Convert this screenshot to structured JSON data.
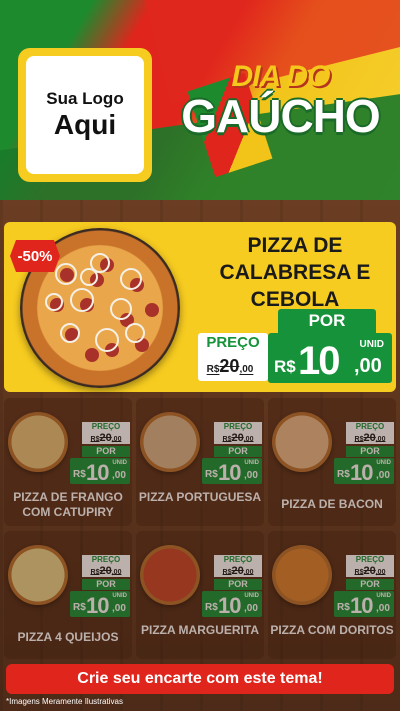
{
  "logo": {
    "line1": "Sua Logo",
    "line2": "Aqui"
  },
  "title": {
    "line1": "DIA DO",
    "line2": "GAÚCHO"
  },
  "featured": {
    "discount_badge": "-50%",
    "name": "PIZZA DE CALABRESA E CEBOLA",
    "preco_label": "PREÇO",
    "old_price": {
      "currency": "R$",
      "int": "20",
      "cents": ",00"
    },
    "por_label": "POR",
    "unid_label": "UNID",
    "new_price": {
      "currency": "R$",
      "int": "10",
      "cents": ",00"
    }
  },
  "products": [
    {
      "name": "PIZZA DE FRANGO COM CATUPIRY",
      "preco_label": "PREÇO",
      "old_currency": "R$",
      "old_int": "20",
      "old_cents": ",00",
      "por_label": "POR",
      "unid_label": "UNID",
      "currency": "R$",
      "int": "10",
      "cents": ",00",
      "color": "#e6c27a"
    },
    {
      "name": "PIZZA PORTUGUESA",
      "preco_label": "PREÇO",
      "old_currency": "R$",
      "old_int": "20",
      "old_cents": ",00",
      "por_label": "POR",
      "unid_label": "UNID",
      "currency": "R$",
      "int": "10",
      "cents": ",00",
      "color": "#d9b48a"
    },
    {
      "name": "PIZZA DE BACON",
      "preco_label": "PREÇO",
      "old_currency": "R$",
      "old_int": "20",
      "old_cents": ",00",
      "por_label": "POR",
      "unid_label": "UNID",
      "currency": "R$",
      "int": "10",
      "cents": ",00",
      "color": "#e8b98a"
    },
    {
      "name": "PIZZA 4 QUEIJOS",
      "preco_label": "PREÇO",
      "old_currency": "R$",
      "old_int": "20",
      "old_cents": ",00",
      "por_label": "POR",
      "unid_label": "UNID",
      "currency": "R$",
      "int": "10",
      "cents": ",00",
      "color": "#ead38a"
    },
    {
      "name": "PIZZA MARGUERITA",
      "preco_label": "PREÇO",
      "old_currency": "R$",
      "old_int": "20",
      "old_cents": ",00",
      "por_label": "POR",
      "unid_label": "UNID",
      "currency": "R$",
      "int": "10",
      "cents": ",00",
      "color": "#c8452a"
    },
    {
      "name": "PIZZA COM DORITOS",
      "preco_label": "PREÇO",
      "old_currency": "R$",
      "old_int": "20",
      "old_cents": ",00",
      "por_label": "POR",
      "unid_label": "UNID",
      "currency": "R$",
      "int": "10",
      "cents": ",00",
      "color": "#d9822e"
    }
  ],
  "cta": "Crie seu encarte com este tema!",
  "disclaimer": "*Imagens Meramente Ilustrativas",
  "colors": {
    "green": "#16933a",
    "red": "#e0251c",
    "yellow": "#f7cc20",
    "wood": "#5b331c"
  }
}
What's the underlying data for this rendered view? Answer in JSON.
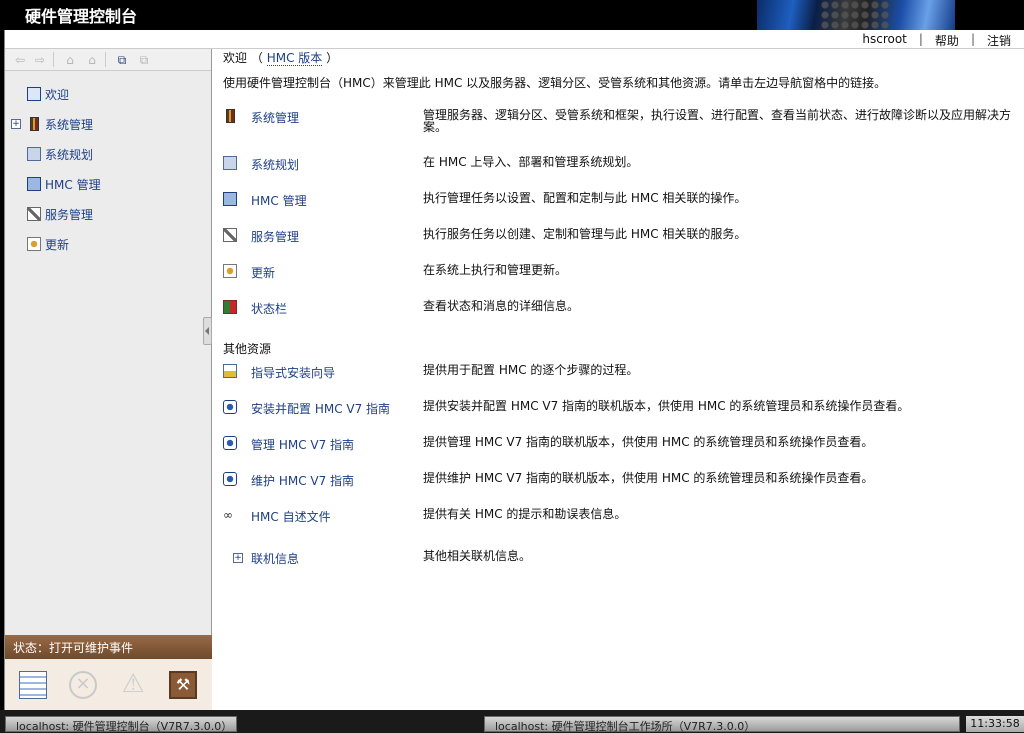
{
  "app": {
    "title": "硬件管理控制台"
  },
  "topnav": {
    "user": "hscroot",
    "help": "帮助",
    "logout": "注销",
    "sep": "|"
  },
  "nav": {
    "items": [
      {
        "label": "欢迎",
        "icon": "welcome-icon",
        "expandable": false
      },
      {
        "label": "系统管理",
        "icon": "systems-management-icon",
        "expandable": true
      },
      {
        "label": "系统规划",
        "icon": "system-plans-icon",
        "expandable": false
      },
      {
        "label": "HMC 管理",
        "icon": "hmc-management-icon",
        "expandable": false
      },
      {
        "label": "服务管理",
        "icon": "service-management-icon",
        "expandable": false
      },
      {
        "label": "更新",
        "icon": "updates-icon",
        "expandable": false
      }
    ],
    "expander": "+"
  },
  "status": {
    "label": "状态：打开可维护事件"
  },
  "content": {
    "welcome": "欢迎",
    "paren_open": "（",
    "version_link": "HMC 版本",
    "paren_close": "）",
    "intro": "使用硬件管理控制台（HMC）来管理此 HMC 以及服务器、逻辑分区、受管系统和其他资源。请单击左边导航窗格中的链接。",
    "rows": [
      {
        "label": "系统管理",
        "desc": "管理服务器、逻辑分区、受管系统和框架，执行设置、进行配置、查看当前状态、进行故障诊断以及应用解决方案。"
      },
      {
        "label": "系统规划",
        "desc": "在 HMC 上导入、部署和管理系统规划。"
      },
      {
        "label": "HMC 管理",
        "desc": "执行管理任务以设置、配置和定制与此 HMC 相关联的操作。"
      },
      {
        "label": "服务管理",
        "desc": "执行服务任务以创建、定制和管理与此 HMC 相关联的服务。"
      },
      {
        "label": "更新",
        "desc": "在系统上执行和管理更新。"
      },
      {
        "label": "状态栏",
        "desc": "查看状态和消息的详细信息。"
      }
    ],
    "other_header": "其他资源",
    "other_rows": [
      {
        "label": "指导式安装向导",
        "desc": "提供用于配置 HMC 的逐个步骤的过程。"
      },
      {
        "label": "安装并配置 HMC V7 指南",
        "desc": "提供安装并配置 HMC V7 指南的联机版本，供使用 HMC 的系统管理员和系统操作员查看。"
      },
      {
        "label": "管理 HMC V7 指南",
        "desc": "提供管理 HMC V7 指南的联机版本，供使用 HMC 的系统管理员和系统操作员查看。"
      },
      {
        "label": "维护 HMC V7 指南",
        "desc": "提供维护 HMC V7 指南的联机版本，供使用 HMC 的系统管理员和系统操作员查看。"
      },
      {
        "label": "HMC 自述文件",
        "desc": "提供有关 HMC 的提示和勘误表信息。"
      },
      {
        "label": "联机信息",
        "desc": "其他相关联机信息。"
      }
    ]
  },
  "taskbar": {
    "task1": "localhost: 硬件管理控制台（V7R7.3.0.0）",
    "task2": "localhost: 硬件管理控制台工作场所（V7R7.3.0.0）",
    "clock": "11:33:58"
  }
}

YOUR TASK |
Which lines hold the string "的系统管理员和系统操作员查看"? Copy all of them from the data above.

TASK ANSWER |
        "desc": "提供安装并配置 HMC V7 指南的联机版本，供使用 HMC 的系统管理员和系统操作员查看。"
        "desc": "提供管理 HMC V7 指南的联机版本，供使用 HMC 的系统管理员和系统操作员查看。"
        "desc": "提供维护 HMC V7 指南的联机版本，供使用 HMC 的系统管理员和系统操作员查看。"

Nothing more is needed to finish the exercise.